*What to produce*. All the data below goes into the copy word for word, but the pictures don't.

*Input*.

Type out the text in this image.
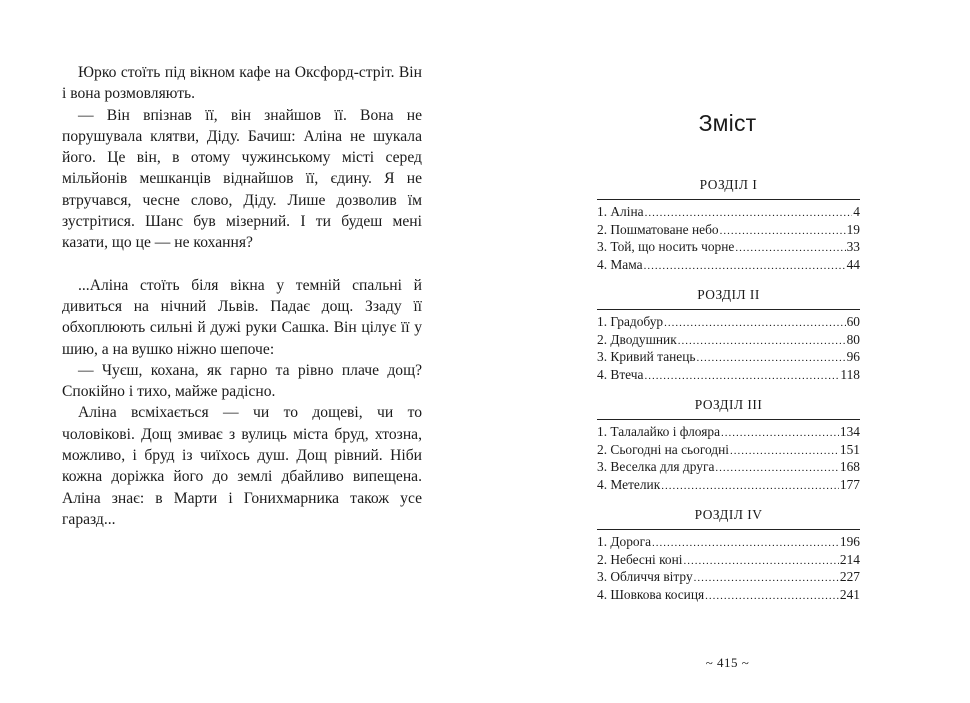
Юрко стоїть під вікном кафе на Оксфорд-стріт. Він і вона розмовляють.

— Він впізнав її, він знайшов її. Вона не порушувала клятви, Діду. Бачиш: Аліна не шукала його. Це він, в отому чужинському місті серед мільйонів мешканців віднайшов її, єдину. Я не втручався, чесне слово, Діду. Лише дозволив їм зустрітися. Шанс був мізерний. І ти будеш мені казати, що це — не кохання?

...Аліна стоїть біля вікна у темній спальні й дивиться на нічний Львів. Падає дощ. Ззаду її обхоплюють сильні й дужі руки Сашка. Він цілує її у шию, а на вушко ніжно шепоче:

— Чуєш, кохана, як гарно та рівно плаче дощ? Спокійно і тихо, майже радісно.

Аліна всміхається — чи то дощеві, чи то чоловікові. Дощ змиває з вулиць міста бруд, хтозна, можливо, і бруд із чиїхось душ. Дощ рівний. Ніби кожна доріжка його до землі дбайливо випещена. Аліна знає: в Марти і Гонихмарника також усе гаразд...

Зміст
РОЗДІЛ I
1. Аліна .....	4
2. Пошматоване небо .....	19
3. Той, що носить чорне .....	33
4. Мама .....	44
РОЗДІЛ II
1. Градобур .....	60
2. Дводушник .....	80
3. Кривий танець .....	96
4. Втеча .....	118
РОЗДІЛ III
1. Талалайко і флояра .....	134
2. Сьогодні на сьогодні .....	151
3. Веселка для друга .....	168
4. Метелик .....	177
РОЗДІЛ IV
1. Дорога .....	196
2. Небесні коні .....	214
3. Обличчя вітру .....	227
4. Шовкова косиця .....	241
~ 415 ~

*Output for this task*.
Type out the text in this image.
Юрко стоїть під вікном кафе на Оксфорд-стріт. Він і вона розмовляють.

— Він впізнав її, він знайшов її. Вона не порушувала клятви, Діду. Бачиш: Аліна не шукала його. Це він, в отому чужинському місті серед мільйонів мешканців віднайшов її, єдину. Я не втручався, чесне слово, Діду. Лише дозволив їм зустрітися. Шанс був мізерний. І ти будеш мені казати, що це — не кохання?

...Аліна стоїть біля вікна у темній спальні й дивиться на нічний Львів. Падає дощ. Ззаду її обхоплюють сильні й дужі руки Сашка. Він цілує її у шию, а на вушко ніжно шепоче:

— Чуєш, кохана, як гарно та рівно плаче дощ? Спокійно і тихо, майже радісно.

Аліна всміхається — чи то дощеві, чи то чоловікові. Дощ змиває з вулиць міста бруд, хтозна, можливо, і бруд із чиїхось душ. Дощ рівний. Ніби кожна доріжка його до землі дбайливо випещена. Аліна знає: в Марти і Гонихмарника також усе гаразд...

Зміст
РОЗДІЛ I
1. Аліна .....	4
2. Пошматоване небо .....	19
3. Той, що носить чорне .....	33
4. Мама .....	44
РОЗДІЛ II
1. Градобур .....	60
2. Дводушник .....	80
3. Кривий танець .....	96
4. Втеча .....	118
РОЗДІЛ III
1. Талалайко і флояра .....	134
2. Сьогодні на сьогодні .....	151
3. Веселка для друга .....	168
4. Метелик .....	177
РОЗДІЛ IV
1. Дорога .....	196
2. Небесні коні .....	214
3. Обличчя вітру .....	227
4. Шовкова косиця .....	241
~ 415 ~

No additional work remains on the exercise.